(Entries from a dataset)

+===+

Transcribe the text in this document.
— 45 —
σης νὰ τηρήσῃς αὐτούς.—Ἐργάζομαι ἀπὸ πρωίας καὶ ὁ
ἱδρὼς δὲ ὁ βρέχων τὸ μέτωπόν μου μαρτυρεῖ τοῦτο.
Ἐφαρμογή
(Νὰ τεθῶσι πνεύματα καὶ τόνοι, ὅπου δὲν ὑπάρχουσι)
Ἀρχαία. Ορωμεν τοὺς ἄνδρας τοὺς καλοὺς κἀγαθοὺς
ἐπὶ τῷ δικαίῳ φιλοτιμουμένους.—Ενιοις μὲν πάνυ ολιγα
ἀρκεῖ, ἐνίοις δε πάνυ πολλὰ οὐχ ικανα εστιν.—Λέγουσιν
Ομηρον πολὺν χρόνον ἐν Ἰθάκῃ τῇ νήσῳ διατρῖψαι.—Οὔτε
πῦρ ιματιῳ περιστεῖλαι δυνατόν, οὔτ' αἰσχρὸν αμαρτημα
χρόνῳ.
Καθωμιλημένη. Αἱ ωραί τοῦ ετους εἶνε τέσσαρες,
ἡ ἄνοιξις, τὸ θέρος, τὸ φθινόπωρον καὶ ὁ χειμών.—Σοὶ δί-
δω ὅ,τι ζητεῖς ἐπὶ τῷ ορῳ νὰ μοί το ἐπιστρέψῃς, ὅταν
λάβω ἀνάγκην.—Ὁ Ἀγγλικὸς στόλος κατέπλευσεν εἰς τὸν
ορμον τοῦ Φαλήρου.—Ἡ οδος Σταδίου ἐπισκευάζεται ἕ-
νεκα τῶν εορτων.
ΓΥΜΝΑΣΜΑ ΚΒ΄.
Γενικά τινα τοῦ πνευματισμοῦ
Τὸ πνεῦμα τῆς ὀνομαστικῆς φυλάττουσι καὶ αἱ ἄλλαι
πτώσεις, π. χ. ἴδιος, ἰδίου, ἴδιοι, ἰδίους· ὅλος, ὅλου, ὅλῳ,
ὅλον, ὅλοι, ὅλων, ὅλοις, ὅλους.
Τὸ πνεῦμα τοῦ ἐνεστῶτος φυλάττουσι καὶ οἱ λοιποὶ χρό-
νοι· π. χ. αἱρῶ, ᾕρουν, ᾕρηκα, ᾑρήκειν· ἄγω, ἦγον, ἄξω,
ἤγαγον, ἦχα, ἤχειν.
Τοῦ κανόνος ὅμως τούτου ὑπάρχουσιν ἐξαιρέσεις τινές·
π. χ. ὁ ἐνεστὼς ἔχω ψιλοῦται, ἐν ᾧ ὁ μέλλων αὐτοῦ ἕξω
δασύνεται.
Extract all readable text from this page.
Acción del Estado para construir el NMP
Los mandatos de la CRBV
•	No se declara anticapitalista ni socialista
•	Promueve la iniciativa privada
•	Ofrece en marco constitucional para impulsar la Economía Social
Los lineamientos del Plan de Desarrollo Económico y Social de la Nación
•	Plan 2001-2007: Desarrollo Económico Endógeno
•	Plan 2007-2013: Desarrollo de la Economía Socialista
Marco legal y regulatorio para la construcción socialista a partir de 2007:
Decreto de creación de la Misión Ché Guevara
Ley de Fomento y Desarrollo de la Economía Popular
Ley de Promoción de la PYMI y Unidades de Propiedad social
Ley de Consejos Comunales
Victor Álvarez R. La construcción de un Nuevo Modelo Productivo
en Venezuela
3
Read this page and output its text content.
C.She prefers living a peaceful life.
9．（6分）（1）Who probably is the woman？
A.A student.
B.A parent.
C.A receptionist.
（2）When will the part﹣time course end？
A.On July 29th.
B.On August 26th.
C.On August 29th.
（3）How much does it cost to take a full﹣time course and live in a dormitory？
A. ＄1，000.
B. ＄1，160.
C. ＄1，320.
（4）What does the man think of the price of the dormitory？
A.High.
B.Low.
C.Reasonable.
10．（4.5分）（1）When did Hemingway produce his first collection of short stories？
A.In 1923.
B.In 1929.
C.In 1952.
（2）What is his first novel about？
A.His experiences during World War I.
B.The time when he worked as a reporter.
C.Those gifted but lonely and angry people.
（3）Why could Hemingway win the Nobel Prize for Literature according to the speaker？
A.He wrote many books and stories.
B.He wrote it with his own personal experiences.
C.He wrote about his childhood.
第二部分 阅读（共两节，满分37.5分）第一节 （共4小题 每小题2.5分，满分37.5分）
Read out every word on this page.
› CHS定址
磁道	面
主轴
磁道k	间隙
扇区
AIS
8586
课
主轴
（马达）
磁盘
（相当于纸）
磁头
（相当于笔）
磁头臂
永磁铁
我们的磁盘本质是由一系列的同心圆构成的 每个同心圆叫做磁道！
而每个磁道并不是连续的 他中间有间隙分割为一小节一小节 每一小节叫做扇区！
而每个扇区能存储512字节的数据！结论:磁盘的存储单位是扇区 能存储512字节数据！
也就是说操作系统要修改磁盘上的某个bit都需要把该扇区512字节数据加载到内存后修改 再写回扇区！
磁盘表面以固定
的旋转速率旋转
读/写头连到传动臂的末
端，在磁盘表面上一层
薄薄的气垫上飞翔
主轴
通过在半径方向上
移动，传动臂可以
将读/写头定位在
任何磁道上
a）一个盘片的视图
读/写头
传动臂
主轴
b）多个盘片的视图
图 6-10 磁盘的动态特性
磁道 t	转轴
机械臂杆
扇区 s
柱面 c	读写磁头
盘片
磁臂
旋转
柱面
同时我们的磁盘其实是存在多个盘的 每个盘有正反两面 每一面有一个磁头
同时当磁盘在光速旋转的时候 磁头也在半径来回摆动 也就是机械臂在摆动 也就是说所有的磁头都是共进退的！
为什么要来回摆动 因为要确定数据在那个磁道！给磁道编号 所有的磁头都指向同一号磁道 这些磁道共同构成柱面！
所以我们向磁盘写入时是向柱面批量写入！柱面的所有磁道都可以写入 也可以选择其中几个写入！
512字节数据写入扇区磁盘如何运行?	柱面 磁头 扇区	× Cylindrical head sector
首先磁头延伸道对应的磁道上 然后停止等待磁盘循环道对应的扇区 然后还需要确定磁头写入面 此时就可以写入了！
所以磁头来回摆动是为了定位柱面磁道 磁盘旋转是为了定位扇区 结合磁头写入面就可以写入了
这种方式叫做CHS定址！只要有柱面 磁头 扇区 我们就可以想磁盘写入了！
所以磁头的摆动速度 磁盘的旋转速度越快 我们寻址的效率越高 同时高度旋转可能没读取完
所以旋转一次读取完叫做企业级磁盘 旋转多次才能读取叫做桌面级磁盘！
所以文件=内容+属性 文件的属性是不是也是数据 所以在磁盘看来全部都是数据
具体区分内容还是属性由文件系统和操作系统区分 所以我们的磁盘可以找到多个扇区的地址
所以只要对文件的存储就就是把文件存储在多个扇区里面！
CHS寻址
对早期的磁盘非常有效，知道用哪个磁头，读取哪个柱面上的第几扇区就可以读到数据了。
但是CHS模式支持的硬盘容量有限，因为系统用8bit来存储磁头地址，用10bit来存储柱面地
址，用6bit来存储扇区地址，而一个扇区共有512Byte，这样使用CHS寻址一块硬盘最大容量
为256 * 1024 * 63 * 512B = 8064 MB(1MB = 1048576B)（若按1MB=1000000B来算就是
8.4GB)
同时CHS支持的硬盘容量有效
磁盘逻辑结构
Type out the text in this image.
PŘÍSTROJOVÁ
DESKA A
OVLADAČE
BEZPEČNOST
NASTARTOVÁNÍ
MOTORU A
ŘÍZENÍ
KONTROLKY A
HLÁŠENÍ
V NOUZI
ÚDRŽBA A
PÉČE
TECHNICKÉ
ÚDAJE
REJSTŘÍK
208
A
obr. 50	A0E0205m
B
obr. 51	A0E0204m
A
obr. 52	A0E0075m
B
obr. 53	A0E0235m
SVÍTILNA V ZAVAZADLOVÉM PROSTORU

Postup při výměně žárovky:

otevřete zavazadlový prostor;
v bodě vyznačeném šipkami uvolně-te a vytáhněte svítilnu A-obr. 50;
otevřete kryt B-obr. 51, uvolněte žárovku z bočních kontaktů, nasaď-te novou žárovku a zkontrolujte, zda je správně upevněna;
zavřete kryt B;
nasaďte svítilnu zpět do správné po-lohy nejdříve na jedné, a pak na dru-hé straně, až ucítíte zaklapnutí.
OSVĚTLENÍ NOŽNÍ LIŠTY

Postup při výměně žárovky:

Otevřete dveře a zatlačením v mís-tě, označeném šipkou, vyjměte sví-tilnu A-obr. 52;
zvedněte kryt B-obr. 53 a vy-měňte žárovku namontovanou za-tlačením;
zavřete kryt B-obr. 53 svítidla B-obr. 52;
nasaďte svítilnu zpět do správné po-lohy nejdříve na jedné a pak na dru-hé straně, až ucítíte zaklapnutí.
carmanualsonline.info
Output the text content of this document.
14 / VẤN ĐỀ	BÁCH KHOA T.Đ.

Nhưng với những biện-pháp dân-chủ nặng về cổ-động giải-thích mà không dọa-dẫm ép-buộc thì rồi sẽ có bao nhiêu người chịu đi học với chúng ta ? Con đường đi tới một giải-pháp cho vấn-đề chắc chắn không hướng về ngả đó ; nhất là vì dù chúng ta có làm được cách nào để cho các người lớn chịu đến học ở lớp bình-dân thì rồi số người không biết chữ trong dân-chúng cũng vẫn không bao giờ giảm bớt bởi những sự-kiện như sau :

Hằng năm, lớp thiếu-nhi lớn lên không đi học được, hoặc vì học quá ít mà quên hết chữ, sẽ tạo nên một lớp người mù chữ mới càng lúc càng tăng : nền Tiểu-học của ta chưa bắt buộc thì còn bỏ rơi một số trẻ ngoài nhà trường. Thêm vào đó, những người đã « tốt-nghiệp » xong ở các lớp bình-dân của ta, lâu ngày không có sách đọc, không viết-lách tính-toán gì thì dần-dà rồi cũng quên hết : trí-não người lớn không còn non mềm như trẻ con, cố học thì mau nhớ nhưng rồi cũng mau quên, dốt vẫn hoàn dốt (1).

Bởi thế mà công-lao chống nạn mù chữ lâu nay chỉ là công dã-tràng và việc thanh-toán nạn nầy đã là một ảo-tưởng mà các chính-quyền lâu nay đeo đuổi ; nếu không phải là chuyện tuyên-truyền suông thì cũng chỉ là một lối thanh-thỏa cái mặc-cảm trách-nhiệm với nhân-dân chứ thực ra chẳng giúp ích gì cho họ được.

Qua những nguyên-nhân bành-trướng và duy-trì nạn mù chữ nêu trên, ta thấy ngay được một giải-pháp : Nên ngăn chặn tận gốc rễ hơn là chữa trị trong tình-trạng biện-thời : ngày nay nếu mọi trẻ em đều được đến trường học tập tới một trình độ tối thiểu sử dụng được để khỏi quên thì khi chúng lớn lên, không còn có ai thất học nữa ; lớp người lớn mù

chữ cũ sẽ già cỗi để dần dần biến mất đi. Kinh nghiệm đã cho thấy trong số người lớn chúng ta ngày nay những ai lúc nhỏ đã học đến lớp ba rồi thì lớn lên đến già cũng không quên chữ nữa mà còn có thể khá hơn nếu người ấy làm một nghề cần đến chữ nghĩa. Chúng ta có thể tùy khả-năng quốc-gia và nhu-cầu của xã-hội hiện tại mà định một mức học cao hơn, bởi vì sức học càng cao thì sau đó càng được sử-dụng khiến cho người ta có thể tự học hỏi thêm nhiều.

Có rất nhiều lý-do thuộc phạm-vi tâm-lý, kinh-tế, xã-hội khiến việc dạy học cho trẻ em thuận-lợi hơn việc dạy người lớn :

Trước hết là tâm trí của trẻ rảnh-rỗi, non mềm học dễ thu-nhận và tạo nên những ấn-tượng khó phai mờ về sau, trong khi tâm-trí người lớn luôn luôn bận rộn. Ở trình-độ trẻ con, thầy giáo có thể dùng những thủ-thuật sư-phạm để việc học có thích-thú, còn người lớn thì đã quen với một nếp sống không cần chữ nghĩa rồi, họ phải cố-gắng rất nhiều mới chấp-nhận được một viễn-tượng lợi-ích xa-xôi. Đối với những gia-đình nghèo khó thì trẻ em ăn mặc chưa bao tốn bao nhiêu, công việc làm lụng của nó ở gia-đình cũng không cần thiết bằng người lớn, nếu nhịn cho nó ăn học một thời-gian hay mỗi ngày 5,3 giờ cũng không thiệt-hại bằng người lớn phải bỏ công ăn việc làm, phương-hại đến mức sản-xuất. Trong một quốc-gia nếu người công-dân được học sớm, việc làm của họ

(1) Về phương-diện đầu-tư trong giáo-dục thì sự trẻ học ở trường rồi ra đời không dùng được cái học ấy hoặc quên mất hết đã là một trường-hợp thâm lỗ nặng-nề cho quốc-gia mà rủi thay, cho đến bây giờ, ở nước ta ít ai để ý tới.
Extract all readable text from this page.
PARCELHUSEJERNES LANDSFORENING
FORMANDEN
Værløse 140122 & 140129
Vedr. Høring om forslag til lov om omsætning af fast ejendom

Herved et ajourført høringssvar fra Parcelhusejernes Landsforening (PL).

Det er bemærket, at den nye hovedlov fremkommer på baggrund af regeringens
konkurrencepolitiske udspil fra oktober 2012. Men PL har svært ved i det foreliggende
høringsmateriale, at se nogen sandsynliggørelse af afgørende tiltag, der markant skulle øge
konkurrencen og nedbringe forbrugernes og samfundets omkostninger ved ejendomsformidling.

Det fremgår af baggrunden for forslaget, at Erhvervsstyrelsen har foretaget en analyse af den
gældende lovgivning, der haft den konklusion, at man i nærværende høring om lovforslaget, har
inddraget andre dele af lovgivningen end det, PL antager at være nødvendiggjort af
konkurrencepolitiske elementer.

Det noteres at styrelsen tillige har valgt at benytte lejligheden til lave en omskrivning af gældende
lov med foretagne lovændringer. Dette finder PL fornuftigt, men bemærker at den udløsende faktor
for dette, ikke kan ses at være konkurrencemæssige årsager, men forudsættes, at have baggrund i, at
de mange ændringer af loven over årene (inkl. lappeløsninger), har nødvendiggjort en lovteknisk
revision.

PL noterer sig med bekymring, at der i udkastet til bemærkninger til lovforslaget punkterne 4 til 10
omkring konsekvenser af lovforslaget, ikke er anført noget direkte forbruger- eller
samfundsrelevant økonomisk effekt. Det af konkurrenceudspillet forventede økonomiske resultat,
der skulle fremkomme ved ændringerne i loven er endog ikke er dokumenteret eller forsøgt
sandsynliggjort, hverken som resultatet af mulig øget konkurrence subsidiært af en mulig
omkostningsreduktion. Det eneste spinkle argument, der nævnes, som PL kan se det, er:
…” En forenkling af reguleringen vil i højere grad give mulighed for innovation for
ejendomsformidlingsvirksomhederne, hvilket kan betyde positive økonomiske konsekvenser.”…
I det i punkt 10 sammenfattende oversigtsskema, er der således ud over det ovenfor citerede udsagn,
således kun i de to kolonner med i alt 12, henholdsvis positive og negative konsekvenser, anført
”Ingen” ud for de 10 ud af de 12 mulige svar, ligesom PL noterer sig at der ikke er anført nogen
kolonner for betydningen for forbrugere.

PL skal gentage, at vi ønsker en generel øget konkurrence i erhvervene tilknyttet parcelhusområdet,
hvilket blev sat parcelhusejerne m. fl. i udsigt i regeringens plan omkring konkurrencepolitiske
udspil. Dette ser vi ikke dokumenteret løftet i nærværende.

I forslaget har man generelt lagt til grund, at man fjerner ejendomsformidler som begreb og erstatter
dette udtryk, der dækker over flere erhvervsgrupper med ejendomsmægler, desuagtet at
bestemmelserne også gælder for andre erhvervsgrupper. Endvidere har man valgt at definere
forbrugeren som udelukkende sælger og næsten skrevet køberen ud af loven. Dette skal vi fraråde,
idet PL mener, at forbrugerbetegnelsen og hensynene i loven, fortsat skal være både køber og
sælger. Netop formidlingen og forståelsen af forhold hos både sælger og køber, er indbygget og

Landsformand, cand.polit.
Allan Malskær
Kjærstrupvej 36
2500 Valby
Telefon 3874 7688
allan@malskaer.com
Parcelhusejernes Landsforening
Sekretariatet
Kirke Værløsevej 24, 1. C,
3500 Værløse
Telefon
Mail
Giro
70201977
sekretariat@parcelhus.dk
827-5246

+===+

EXERCISE BRIEF:
From the data, collect all lines where the string "gældende" appears.

SOLUTION FOR THIS EXERCISE:
gældende lovgivning, der haft den konklusion, at man i nærværende høring om lovforslaget, har
Det noteres at styrelsen tillige har valgt at benytte lejligheden til lave en omskrivning af gældende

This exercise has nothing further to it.